### Exercise prompt
Return the material below in full and exactly.

### Raw records
** START **
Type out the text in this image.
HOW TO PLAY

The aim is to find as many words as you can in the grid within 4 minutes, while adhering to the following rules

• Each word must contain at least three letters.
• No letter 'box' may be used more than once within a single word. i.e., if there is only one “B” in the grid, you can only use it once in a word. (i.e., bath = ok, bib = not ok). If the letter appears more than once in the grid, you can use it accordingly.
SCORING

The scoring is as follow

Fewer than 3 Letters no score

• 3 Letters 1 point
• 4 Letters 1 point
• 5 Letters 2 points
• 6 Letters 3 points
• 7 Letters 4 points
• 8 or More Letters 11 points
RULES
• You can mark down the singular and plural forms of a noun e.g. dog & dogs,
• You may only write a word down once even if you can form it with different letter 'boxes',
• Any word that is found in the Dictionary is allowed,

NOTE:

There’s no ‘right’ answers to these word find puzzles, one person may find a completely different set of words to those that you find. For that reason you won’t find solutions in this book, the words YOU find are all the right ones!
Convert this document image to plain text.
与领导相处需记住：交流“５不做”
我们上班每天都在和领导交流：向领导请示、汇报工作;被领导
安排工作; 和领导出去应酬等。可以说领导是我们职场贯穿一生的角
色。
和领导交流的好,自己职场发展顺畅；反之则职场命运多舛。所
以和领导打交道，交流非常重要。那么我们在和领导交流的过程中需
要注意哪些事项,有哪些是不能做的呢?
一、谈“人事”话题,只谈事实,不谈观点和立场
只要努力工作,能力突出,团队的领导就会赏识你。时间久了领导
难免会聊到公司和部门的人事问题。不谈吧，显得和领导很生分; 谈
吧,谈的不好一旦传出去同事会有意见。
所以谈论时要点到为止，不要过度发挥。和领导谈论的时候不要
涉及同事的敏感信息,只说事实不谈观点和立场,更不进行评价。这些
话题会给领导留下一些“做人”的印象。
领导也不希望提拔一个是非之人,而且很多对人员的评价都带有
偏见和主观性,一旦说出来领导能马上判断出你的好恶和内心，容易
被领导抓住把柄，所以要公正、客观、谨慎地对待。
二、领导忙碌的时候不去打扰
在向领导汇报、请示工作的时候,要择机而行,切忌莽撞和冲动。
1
** END **
### Full output
Type out the text in this image.
HOW TO PLAY

The aim is to find as many words as you can in the grid within 4 minutes, while adhering to the following rules

• Each word must contain at least three letters.
• No letter 'box' may be used more than once within a single word. i.e., if there is only one “B” in the grid, you can only use it once in a word. (i.e., bath = ok, bib = not ok). If the letter appears more than once in the grid, you can use it accordingly.
SCORING

The scoring is as follow

Fewer than 3 Letters no score

• 3 Letters 1 point
• 4 Letters 1 point
• 5 Letters 2 points
• 6 Letters 3 points
• 7 Letters 4 points
• 8 or More Letters 11 points
RULES
• You can mark down the singular and plural forms of a noun e.g. dog & dogs,
• You may only write a word down once even if you can form it with different letter 'boxes',
• Any word that is found in the Dictionary is allowed,

NOTE:

There’s no ‘right’ answers to these word find puzzles, one person may find a completely different set of words to those that you find. For that reason you won’t find solutions in this book, the words YOU find are all the right ones!
Convert this document image to plain text.
与领导相处需记住：交流“５不做”
我们上班每天都在和领导交流：向领导请示、汇报工作;被领导
安排工作; 和领导出去应酬等。可以说领导是我们职场贯穿一生的角
色。
和领导交流的好,自己职场发展顺畅；反之则职场命运多舛。所
以和领导打交道，交流非常重要。那么我们在和领导交流的过程中需
要注意哪些事项,有哪些是不能做的呢?
一、谈“人事”话题,只谈事实,不谈观点和立场
只要努力工作,能力突出,团队的领导就会赏识你。时间久了领导
难免会聊到公司和部门的人事问题。不谈吧，显得和领导很生分; 谈
吧,谈的不好一旦传出去同事会有意见。
所以谈论时要点到为止，不要过度发挥。和领导谈论的时候不要
涉及同事的敏感信息,只说事实不谈观点和立场,更不进行评价。这些
话题会给领导留下一些“做人”的印象。
领导也不希望提拔一个是非之人,而且很多对人员的评价都带有
偏见和主观性,一旦说出来领导能马上判断出你的好恶和内心，容易
被领导抓住把柄，所以要公正、客观、谨慎地对待。
二、领导忙碌的时候不去打扰
在向领导汇报、请示工作的时候,要择机而行,切忌莽撞和冲动。
1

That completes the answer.